**THE PROBLEM:** Reproduce the entries word for word, and omit any picture you find in them.

○ ○ ○ ○

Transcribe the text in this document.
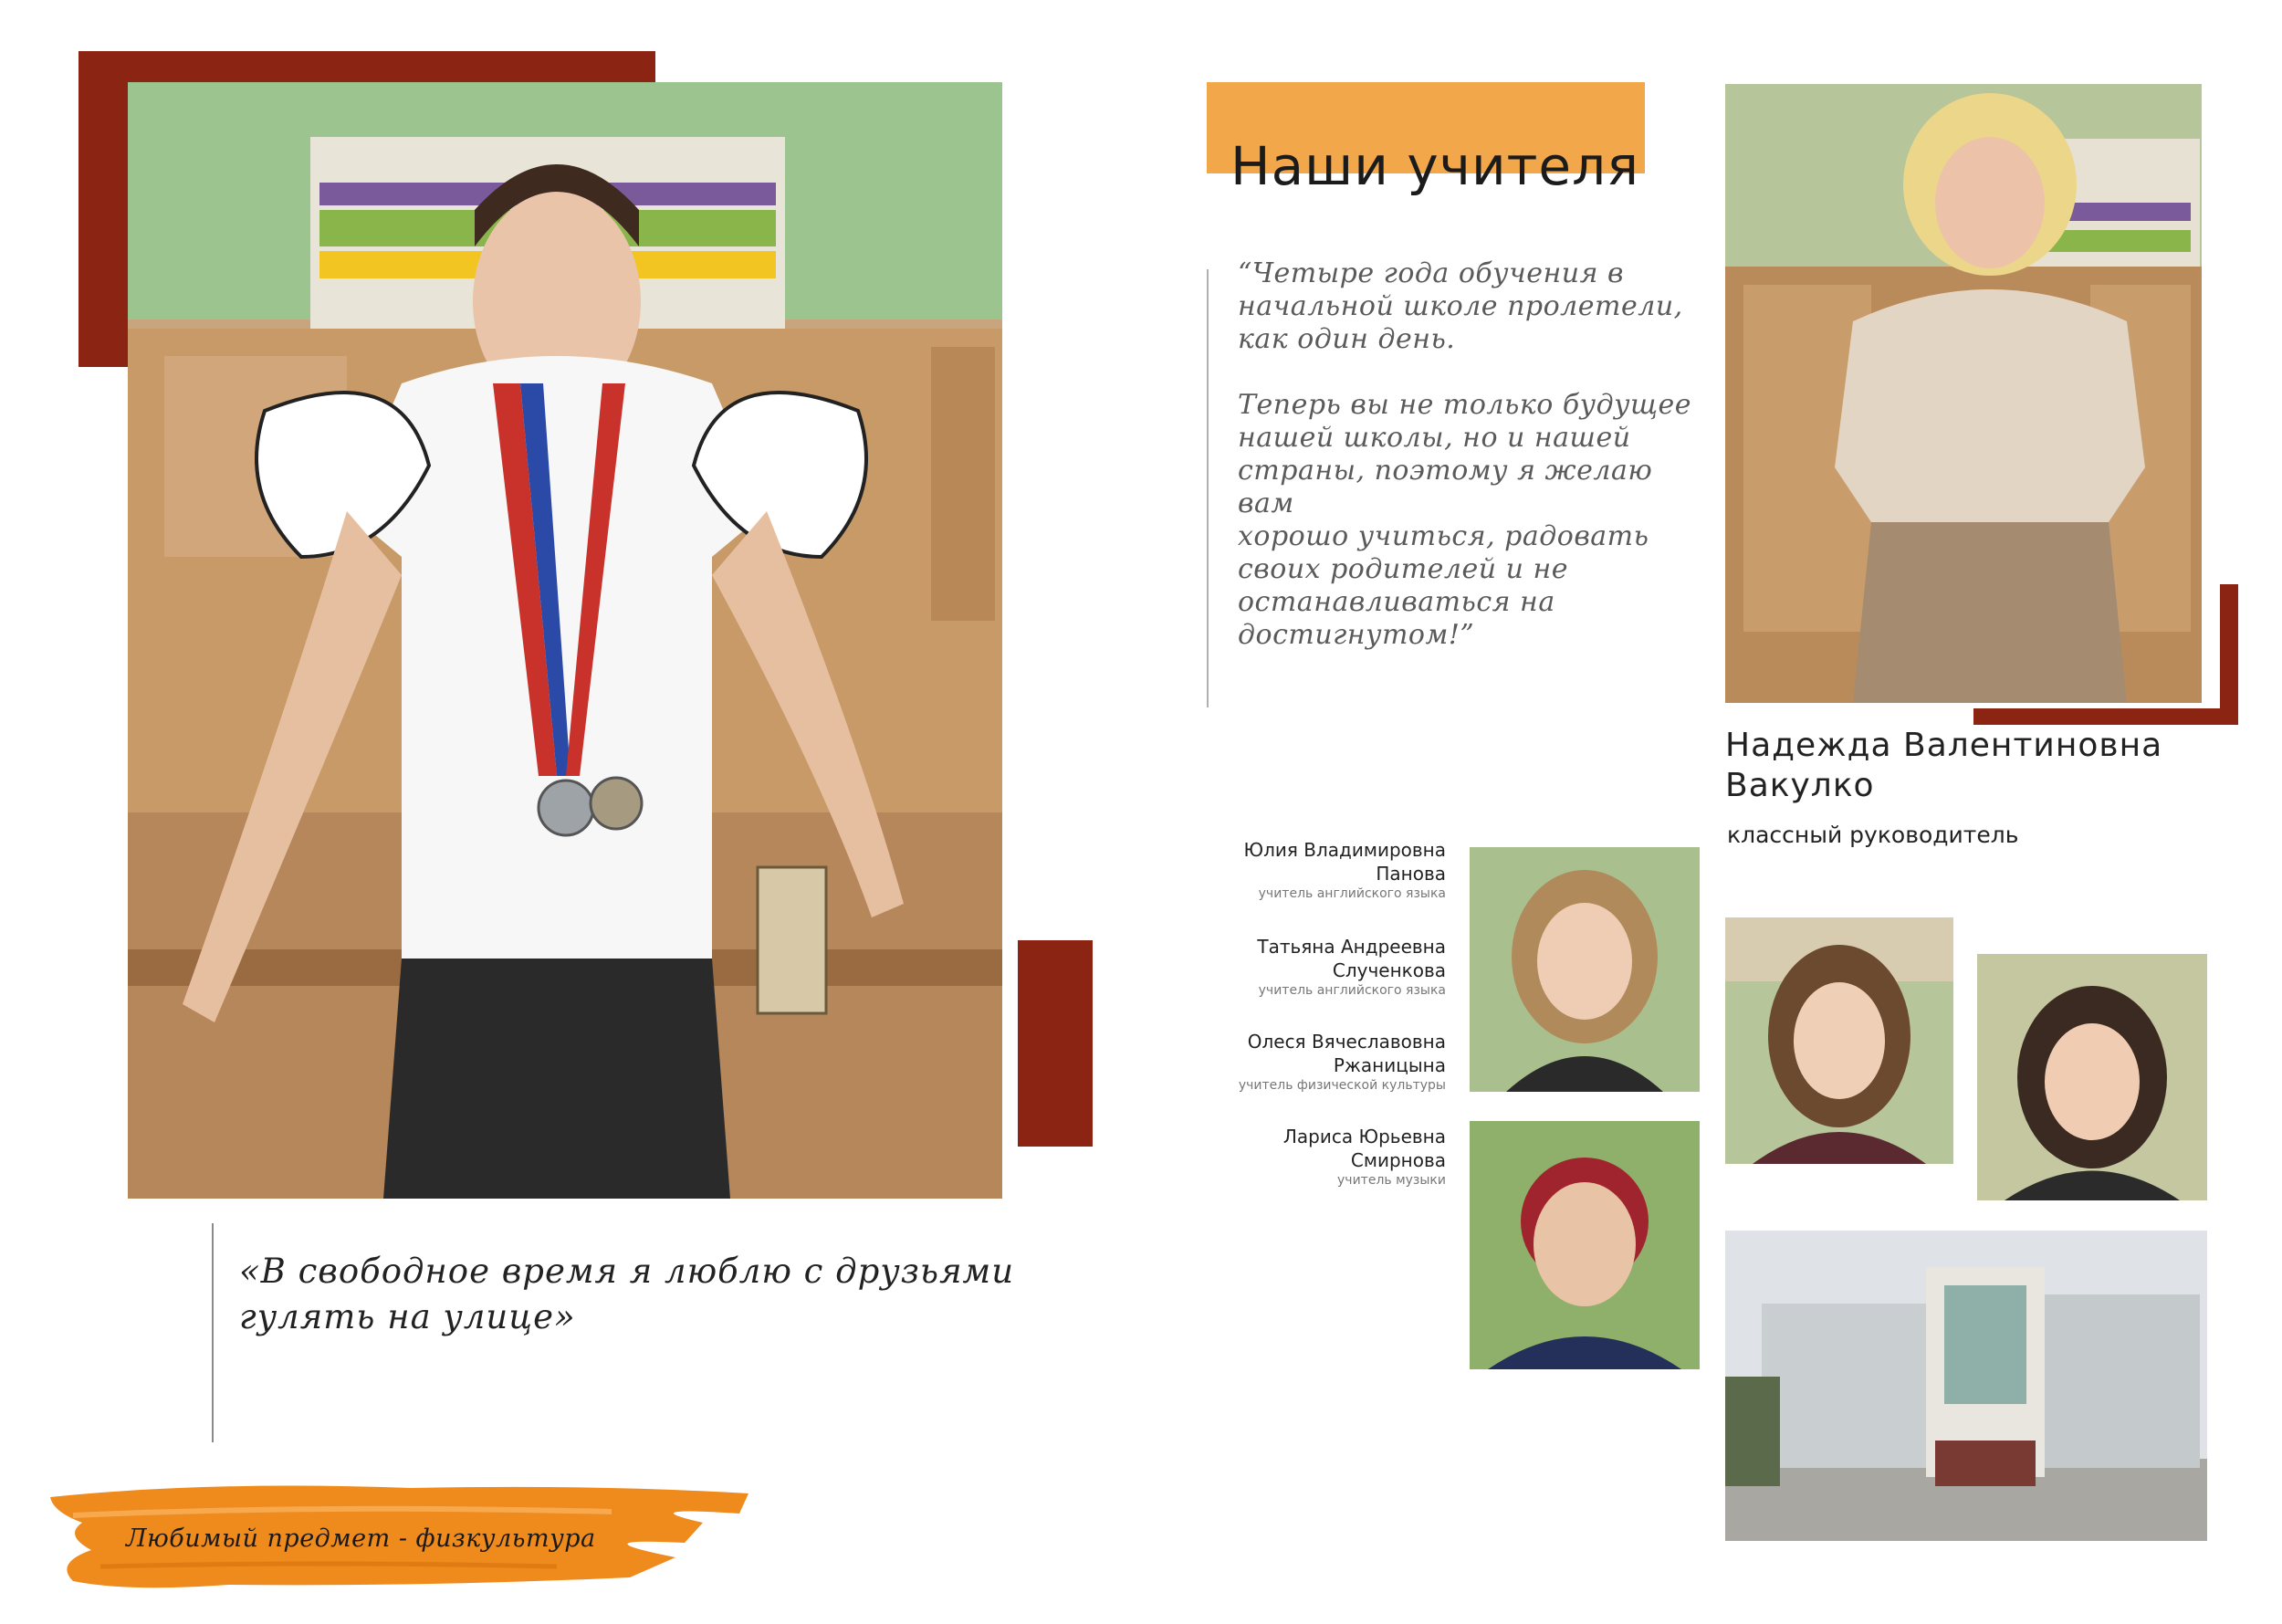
«В свободное время я люблю с друзьями
гулять на улице»
Любимый предмет - физкультура
Наши учителя
“Четыре года обучения в
начальной школе пролетели,
как один день.

Теперь вы не только будущее
нашей школы, но и нашей
страны, поэтому я желаю вам
хорошо учиться, радовать
своих родителей и не
останавливаться на
достигнутом!”
Надежда Валентиновна
Вакулко
классный руководитель
Юлия Владимировна
Панова
учитель английского языка
Татьяна Андреевна
Слученкова
учитель английского языка
Олеся Вячеславовна
Ржаницына
учитель физической культуры
Лариса Юрьевна
Смирнова
учитель музыки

○ ○ ○ ○

**FULL SOLUTION:**
Transcribe the text in this document.
«В свободное время я люблю с друзьями
гулять на улице»
Любимый предмет - физкультура
Наши учителя
“Четыре года обучения в
начальной школе пролетели,
как один день.

Теперь вы не только будущее
нашей школы, но и нашей
страны, поэтому я желаю вам
хорошо учиться, радовать
своих родителей и не
останавливаться на
достигнутом!”
Надежда Валентиновна
Вакулко
классный руководитель
Юлия Владимировна
Панова
учитель английского языка
Татьяна Андреевна
Слученкова
учитель английского языка
Олеся Вячеславовна
Ржаницына
учитель физической культуры
Лариса Юрьевна
Смирнова
учитель музыки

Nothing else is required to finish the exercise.